:: Short problem ::
Print each of the entries exactly, leaving nothing out.

═════ Items ═════

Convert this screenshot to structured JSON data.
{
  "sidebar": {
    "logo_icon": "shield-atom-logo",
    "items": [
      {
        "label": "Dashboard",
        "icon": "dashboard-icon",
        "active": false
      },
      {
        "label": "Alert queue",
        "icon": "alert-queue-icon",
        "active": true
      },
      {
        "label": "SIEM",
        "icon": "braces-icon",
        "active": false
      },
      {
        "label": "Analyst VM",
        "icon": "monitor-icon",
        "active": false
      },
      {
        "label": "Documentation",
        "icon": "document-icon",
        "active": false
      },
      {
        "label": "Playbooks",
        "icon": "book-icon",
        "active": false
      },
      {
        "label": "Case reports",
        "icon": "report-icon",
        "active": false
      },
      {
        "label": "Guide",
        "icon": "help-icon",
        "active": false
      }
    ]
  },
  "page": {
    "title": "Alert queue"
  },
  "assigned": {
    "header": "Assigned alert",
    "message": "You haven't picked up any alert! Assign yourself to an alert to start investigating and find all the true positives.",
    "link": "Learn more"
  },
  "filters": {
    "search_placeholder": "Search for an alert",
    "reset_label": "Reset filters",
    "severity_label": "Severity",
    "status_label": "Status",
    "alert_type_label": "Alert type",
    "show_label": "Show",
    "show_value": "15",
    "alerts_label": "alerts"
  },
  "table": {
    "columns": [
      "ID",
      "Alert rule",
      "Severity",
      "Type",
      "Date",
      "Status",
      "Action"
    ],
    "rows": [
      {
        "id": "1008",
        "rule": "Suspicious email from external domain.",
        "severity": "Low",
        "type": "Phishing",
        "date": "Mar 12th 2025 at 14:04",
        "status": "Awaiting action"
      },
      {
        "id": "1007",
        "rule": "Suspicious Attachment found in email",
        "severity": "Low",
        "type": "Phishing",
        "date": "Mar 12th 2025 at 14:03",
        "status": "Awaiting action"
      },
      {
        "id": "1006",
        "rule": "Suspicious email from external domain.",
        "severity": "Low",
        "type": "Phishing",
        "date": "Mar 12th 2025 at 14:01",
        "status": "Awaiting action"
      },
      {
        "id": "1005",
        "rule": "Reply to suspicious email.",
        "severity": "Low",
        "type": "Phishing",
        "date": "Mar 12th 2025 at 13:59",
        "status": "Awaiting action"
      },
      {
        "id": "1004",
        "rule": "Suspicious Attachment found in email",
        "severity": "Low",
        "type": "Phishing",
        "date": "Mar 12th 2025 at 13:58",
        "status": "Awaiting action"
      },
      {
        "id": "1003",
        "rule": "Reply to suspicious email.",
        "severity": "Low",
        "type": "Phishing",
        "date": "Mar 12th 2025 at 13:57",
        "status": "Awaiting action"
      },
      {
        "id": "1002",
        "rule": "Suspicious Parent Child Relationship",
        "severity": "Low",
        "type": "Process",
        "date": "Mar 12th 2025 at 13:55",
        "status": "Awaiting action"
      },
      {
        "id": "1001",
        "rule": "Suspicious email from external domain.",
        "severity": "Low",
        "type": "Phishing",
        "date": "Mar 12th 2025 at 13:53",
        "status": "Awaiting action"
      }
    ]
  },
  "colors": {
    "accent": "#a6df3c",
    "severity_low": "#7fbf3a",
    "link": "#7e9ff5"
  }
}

═════

:: Problem solution ::
Convert this screenshot to structured JSON data.
{
  "sidebar": {
    "logo_icon": "shield-atom-logo",
    "items": [
      {
        "label": "Dashboard",
        "icon": "dashboard-icon",
        "active": false
      },
      {
        "label": "Alert queue",
        "icon": "alert-queue-icon",
        "active": true
      },
      {
        "label": "SIEM",
        "icon": "braces-icon",
        "active": false
      },
      {
        "label": "Analyst VM",
        "icon": "monitor-icon",
        "active": false
      },
      {
        "label": "Documentation",
        "icon": "document-icon",
        "active": false
      },
      {
        "label": "Playbooks",
        "icon": "book-icon",
        "active": false
      },
      {
        "label": "Case reports",
        "icon": "report-icon",
        "active": false
      },
      {
        "label": "Guide",
        "icon": "help-icon",
        "active": false
      }
    ]
  },
  "page": {
    "title": "Alert queue"
  },
  "assigned": {
    "header": "Assigned alert",
    "message": "You haven't picked up any alert! Assign yourself to an alert to start investigating and find all the true positives.",
    "link": "Learn more"
  },
  "filters": {
    "search_placeholder": "Search for an alert",
    "reset_label": "Reset filters",
    "severity_label": "Severity",
    "status_label": "Status",
    "alert_type_label": "Alert type",
    "show_label": "Show",
    "show_value": "15",
    "alerts_label": "alerts"
  },
  "table": {
    "columns": [
      "ID",
      "Alert rule",
      "Severity",
      "Type",
      "Date",
      "Status",
      "Action"
    ],
    "rows": [
      {
        "id": "1008",
        "rule": "Suspicious email from external domain.",
        "severity": "Low",
        "type": "Phishing",
        "date": "Mar 12th 2025 at 14:04",
        "status": "Awaiting action"
      },
      {
        "id": "1007",
        "rule": "Suspicious Attachment found in email",
        "severity": "Low",
        "type": "Phishing",
        "date": "Mar 12th 2025 at 14:03",
        "status": "Awaiting action"
      },
      {
        "id": "1006",
        "rule": "Suspicious email from external domain.",
        "severity": "Low",
        "type": "Phishing",
        "date": "Mar 12th 2025 at 14:01",
        "status": "Awaiting action"
      },
      {
        "id": "1005",
        "rule": "Reply to suspicious email.",
        "severity": "Low",
        "type": "Phishing",
        "date": "Mar 12th 2025 at 13:59",
        "status": "Awaiting action"
      },
      {
        "id": "1004",
        "rule": "Suspicious Attachment found in email",
        "severity": "Low",
        "type": "Phishing",
        "date": "Mar 12th 2025 at 13:58",
        "status": "Awaiting action"
      },
      {
        "id": "1003",
        "rule": "Reply to suspicious email.",
        "severity": "Low",
        "type": "Phishing",
        "date": "Mar 12th 2025 at 13:57",
        "status": "Awaiting action"
      },
      {
        "id": "1002",
        "rule": "Suspicious Parent Child Relationship",
        "severity": "Low",
        "type": "Process",
        "date": "Mar 12th 2025 at 13:55",
        "status": "Awaiting action"
      },
      {
        "id": "1001",
        "rule": "Suspicious email from external domain.",
        "severity": "Low",
        "type": "Phishing",
        "date": "Mar 12th 2025 at 13:53",
        "status": "Awaiting action"
      }
    ]
  },
  "colors": {
    "accent": "#a6df3c",
    "severity_low": "#7fbf3a",
    "link": "#7e9ff5"
  }
}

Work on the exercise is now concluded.